-- start Task data --

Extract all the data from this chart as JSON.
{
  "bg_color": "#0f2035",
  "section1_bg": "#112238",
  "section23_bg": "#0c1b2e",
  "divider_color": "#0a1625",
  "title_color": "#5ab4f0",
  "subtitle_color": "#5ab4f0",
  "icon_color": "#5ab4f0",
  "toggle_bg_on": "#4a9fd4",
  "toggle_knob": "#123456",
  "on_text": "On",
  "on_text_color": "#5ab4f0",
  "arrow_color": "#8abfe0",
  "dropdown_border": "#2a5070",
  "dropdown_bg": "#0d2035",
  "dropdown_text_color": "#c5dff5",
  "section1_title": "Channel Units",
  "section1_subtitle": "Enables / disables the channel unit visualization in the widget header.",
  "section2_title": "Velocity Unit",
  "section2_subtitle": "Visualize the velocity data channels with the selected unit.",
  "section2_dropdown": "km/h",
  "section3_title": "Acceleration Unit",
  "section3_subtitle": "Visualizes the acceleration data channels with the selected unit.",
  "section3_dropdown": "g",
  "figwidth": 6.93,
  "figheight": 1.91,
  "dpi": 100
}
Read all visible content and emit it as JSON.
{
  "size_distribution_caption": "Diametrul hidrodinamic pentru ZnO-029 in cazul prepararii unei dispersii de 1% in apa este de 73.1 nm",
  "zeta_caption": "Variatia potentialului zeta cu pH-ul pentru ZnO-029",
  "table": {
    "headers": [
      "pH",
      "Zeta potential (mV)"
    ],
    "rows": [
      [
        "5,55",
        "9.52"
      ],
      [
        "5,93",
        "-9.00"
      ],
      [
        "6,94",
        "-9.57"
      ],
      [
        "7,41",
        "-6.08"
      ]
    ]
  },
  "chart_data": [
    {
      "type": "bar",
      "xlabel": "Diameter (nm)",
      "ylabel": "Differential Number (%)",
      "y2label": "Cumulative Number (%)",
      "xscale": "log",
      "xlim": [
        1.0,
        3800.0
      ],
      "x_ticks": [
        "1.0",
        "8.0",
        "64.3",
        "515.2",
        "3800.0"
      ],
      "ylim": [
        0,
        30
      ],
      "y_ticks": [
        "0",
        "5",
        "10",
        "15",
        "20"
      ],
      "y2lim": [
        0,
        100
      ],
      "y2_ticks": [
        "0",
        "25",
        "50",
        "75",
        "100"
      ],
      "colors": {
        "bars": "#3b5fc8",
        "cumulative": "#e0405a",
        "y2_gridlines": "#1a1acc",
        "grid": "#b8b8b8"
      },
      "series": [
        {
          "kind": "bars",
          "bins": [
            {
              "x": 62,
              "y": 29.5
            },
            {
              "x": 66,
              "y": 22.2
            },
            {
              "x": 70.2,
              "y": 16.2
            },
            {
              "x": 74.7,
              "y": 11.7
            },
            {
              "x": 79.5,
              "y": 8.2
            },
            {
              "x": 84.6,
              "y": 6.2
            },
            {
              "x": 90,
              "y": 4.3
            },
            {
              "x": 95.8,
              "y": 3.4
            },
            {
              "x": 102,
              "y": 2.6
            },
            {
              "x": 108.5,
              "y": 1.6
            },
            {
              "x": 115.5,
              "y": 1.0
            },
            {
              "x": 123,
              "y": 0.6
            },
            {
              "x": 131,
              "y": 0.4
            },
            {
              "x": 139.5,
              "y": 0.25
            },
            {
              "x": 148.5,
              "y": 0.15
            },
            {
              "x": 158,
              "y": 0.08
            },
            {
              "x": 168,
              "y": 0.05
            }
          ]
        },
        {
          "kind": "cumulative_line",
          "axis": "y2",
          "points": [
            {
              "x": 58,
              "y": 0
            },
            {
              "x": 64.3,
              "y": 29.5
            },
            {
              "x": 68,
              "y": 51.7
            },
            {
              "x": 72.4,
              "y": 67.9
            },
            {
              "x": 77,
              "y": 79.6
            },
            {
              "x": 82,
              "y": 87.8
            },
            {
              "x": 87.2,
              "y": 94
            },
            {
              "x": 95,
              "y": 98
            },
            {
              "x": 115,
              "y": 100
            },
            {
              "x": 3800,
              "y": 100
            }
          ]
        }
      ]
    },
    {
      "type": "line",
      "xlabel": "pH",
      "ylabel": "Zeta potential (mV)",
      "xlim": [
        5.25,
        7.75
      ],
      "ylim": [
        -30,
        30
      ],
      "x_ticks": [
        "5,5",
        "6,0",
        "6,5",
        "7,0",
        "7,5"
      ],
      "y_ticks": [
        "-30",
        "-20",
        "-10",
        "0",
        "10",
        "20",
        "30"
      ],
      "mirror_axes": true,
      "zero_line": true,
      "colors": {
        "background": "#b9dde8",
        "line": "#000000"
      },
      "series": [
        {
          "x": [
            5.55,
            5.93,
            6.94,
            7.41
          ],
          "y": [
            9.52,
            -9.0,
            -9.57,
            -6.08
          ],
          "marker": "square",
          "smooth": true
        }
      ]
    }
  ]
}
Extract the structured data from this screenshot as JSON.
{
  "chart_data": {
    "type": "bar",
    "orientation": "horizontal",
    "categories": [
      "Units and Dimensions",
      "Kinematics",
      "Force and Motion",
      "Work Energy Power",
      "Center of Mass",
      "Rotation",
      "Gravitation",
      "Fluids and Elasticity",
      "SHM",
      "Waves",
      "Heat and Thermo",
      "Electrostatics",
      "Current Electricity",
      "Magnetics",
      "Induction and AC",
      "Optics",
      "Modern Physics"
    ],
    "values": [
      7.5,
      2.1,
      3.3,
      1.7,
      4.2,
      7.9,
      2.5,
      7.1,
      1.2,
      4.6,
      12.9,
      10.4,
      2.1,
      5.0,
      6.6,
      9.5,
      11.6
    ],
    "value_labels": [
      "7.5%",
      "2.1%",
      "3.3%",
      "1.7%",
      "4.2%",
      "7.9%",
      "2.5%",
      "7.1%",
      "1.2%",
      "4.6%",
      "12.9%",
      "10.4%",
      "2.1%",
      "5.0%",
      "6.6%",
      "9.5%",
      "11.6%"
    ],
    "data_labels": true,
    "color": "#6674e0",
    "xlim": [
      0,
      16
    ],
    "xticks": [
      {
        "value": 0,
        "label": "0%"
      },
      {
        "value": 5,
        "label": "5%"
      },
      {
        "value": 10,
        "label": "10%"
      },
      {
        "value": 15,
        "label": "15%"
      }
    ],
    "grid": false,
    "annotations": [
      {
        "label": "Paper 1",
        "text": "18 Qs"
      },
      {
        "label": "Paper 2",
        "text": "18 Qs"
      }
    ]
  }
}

-- end Task data --

Aim of the task ▸
Pick out every line above that contains the word "selected" and copy it.

Expected answer ▸
  "section2_subtitle": "Visualize the velocity data channels with the selected unit.",
  "section3_subtitle": "Visualizes the acceleration data channels with the selected unit.",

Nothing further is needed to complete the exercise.